# start of RECORDS FOR THE EXERCISE

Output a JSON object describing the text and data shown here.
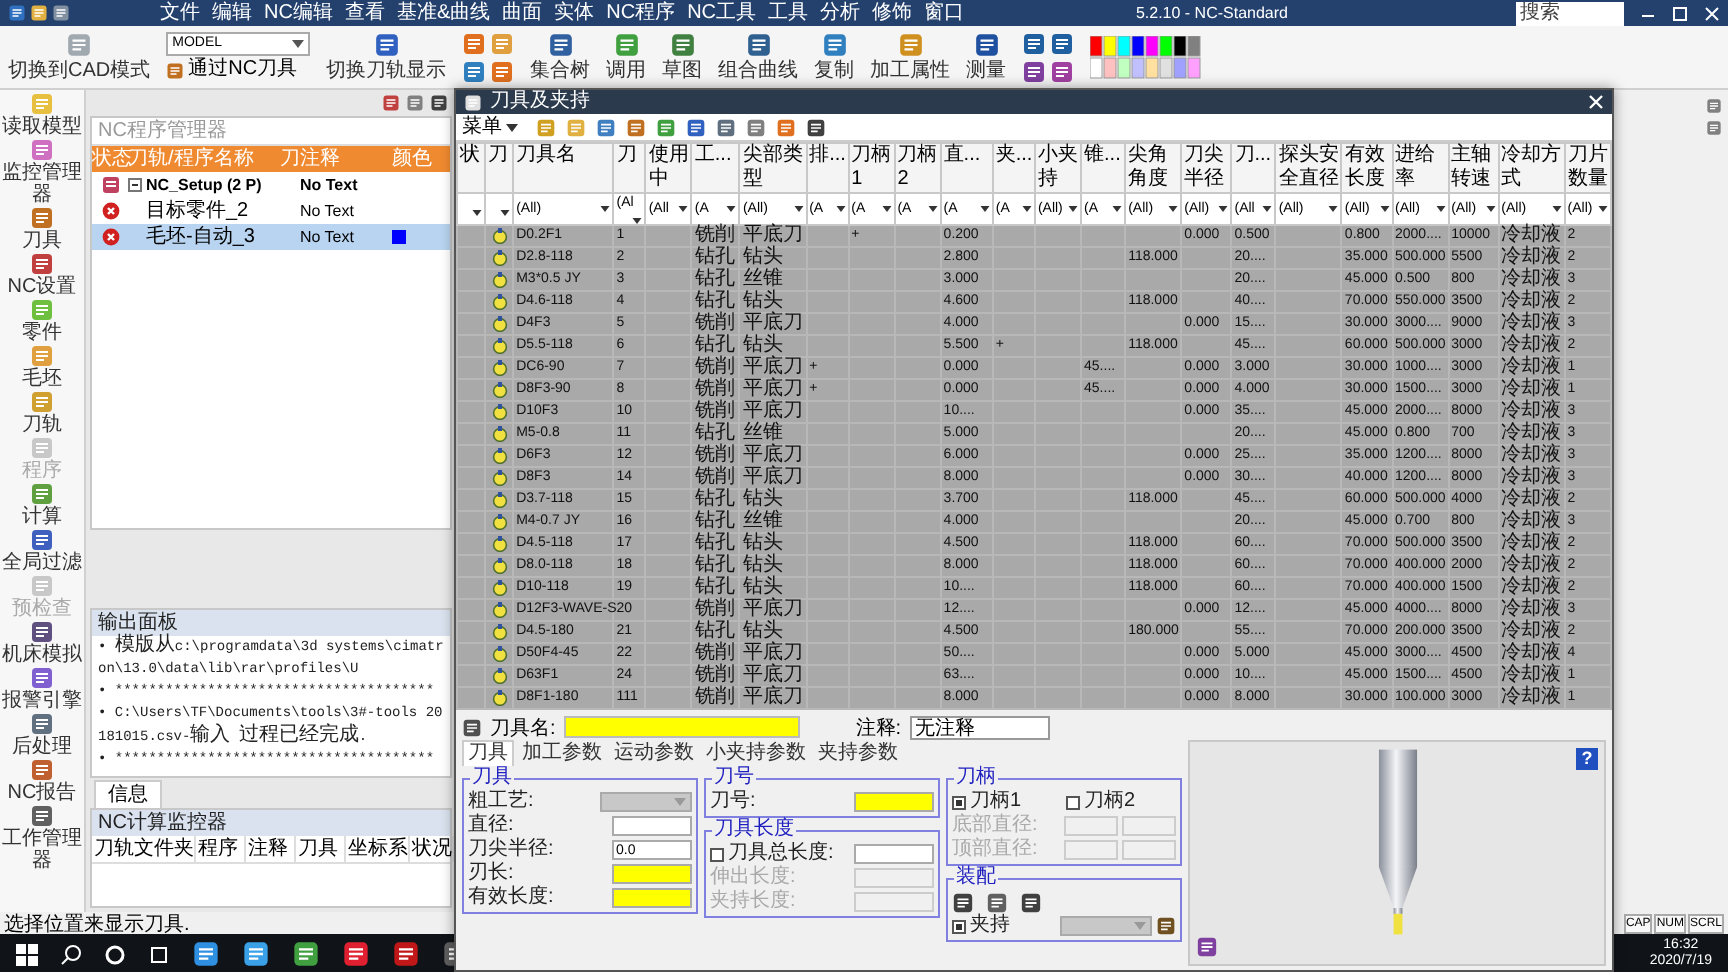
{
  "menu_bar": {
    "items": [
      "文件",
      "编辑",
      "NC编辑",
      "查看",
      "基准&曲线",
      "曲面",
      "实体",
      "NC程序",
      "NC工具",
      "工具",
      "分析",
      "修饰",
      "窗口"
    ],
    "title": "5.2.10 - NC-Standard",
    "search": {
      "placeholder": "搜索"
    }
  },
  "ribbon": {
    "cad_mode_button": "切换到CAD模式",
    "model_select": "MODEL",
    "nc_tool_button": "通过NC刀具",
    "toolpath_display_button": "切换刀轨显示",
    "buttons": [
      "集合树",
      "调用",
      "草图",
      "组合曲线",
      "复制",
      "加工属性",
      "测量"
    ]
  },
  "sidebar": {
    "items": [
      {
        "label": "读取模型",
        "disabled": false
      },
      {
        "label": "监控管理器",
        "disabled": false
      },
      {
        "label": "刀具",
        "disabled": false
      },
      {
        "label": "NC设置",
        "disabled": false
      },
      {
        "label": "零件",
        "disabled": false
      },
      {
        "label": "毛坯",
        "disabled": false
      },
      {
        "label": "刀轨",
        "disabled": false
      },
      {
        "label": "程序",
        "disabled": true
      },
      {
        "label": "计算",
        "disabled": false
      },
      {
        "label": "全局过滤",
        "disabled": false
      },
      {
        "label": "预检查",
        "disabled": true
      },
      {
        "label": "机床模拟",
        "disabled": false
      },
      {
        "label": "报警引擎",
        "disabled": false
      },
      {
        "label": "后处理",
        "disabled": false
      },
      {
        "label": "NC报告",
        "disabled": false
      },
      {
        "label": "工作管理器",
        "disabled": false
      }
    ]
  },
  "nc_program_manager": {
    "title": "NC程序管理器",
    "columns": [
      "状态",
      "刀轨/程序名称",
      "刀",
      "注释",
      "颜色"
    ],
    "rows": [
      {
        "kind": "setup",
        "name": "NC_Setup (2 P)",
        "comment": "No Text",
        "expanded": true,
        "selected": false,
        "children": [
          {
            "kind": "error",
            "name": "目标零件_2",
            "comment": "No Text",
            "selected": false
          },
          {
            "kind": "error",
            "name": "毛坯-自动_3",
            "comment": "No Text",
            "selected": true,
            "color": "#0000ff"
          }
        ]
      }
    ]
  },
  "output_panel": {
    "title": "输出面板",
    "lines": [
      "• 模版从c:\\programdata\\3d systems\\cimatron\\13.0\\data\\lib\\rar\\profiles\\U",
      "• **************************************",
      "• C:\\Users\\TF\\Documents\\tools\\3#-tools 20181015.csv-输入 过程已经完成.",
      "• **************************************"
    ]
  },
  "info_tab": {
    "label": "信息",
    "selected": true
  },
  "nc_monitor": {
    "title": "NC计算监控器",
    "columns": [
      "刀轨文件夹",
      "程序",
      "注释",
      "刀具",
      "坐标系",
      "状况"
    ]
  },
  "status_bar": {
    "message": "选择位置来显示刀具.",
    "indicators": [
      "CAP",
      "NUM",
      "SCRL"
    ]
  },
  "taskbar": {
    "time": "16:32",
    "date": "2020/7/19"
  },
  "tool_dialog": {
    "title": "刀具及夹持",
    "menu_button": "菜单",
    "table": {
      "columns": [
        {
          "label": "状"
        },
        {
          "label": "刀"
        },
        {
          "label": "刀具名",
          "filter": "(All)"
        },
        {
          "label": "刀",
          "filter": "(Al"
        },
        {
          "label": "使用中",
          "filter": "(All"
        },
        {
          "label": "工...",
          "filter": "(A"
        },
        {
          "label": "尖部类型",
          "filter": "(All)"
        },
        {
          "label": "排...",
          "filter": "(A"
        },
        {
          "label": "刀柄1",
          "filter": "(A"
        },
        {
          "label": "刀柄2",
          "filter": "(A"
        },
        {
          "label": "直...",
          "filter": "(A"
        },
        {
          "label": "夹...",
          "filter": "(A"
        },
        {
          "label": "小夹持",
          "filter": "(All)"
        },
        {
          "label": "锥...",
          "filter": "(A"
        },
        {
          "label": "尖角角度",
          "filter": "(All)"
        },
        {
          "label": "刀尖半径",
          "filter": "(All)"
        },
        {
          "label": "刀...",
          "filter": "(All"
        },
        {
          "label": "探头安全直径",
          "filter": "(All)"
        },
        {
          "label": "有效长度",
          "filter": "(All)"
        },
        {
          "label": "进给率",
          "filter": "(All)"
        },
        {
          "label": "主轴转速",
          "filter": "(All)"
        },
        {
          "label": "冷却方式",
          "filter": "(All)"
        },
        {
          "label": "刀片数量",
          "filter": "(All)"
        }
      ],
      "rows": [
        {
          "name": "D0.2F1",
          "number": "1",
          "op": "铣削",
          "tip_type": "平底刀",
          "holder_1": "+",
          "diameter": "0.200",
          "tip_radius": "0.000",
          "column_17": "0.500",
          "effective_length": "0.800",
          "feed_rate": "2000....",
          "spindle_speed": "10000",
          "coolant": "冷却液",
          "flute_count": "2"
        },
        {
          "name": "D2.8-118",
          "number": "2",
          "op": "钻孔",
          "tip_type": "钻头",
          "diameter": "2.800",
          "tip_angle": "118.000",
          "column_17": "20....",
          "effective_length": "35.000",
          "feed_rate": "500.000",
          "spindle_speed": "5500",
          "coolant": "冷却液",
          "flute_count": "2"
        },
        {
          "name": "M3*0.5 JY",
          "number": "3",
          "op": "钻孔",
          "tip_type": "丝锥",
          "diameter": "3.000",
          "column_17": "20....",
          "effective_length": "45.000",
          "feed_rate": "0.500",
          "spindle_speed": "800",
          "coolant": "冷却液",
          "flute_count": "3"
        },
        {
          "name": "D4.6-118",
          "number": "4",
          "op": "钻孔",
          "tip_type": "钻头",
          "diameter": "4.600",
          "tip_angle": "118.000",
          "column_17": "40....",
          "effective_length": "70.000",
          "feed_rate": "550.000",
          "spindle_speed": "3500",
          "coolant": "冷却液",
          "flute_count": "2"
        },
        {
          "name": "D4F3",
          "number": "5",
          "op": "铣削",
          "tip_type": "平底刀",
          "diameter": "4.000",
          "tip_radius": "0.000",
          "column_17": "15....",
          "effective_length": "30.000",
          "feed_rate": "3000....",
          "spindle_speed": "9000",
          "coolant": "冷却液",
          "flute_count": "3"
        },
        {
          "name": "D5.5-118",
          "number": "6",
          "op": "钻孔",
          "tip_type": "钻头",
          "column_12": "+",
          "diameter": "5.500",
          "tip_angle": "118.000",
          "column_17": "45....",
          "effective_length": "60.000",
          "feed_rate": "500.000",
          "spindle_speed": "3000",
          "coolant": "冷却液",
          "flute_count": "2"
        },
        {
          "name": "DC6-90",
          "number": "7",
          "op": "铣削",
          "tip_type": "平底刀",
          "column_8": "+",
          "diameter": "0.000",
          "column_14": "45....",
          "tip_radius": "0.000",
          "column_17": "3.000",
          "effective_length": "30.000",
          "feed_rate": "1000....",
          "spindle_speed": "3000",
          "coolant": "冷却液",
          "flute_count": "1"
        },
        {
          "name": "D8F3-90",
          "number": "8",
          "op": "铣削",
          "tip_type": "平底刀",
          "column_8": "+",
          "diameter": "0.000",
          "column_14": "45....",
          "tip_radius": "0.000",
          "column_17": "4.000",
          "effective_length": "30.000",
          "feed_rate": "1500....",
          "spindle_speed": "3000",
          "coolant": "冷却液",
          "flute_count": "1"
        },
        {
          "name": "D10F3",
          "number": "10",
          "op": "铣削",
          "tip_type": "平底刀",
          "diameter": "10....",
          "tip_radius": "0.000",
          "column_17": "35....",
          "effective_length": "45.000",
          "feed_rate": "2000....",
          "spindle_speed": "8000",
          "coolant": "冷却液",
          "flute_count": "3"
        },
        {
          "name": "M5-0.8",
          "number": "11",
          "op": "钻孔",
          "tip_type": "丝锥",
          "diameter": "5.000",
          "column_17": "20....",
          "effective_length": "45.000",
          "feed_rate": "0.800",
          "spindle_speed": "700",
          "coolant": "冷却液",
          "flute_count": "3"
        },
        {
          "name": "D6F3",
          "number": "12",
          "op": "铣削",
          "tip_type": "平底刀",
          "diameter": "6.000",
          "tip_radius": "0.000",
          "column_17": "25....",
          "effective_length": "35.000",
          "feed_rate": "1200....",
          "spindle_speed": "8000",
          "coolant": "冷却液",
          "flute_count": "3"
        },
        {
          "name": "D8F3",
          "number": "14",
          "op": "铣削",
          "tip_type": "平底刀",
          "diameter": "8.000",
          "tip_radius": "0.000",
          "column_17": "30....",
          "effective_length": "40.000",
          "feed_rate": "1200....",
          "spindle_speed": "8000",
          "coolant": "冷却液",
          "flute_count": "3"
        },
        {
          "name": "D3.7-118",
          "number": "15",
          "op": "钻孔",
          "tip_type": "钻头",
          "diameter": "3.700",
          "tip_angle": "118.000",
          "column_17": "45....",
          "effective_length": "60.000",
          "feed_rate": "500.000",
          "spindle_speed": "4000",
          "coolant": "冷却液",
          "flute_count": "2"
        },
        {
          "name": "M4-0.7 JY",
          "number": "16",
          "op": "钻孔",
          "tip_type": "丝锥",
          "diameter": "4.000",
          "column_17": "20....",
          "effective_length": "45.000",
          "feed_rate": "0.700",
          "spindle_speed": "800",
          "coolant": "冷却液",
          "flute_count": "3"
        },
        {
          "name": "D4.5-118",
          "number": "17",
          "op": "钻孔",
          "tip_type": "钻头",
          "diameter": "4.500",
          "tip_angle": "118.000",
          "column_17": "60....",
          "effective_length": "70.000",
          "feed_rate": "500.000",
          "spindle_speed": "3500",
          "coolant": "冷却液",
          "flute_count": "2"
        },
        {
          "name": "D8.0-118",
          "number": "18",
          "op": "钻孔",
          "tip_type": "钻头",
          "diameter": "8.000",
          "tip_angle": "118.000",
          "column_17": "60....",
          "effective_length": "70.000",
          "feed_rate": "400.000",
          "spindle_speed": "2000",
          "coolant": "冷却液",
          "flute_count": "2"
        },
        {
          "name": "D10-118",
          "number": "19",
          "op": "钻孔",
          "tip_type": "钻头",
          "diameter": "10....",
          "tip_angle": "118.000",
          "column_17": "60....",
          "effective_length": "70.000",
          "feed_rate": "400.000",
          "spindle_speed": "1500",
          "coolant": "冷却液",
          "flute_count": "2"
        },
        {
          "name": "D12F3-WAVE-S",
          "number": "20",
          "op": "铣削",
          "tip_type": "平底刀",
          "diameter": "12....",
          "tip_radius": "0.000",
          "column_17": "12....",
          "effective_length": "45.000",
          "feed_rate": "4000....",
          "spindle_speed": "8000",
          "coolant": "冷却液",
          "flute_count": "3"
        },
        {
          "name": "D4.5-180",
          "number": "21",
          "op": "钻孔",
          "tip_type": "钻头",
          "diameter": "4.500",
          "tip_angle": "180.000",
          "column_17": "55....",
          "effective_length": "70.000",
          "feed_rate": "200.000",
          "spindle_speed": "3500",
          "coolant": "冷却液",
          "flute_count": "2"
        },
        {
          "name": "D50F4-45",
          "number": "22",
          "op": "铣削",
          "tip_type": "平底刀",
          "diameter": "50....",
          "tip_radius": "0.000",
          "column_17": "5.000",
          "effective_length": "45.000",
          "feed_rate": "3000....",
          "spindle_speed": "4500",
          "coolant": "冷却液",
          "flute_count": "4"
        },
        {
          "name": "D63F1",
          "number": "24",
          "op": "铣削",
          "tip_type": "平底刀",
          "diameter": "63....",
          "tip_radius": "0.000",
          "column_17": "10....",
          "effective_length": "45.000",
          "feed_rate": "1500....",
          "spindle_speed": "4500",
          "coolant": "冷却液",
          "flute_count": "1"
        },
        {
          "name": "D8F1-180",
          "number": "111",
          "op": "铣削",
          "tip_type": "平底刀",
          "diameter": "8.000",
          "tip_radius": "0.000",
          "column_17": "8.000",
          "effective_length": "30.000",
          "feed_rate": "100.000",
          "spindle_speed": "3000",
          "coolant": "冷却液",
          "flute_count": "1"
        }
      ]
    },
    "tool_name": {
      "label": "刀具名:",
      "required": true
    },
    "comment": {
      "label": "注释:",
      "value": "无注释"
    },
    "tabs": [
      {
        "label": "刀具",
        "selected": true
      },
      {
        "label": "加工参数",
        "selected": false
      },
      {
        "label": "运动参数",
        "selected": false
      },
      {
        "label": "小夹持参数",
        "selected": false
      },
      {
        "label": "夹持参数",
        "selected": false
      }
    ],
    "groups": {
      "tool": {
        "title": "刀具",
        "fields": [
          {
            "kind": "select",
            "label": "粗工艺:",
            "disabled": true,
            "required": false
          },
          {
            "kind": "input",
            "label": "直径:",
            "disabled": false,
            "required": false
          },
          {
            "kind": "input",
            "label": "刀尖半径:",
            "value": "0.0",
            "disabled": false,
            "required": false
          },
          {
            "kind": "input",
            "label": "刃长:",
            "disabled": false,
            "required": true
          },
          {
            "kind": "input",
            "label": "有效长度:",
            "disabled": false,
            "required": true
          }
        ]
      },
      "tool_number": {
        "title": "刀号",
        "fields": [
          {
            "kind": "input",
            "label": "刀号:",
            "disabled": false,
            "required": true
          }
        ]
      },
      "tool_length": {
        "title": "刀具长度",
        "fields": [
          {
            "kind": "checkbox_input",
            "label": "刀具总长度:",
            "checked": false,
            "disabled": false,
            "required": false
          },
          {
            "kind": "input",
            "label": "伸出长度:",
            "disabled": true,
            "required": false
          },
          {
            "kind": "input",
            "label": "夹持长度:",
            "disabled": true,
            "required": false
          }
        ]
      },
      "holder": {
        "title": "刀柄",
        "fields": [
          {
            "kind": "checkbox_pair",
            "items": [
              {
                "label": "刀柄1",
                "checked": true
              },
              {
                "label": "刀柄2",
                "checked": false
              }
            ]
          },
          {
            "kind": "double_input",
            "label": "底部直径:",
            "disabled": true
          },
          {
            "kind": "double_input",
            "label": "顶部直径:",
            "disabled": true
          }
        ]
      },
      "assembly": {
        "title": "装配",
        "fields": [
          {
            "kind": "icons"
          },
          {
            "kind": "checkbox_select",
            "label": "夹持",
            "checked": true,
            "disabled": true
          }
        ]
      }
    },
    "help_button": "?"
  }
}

# end of RECORDS FOR THE EXERCISE

PROBLEM REQUIREMENTS> Which lines of the material contain the string "title"? List each of them.

OUTPUT FOR THIS EXERCISE>
    "title": "5.2.10 - NC-Standard",
    "title": "NC程序管理器",
    "title": "输出面板",
    "title": "NC计算监控器",
    "title": "刀具及夹持",
        "title": "刀具",
        "title": "刀号",
        "title": "刀具长度",
        "title": "刀柄",
        "title": "装配",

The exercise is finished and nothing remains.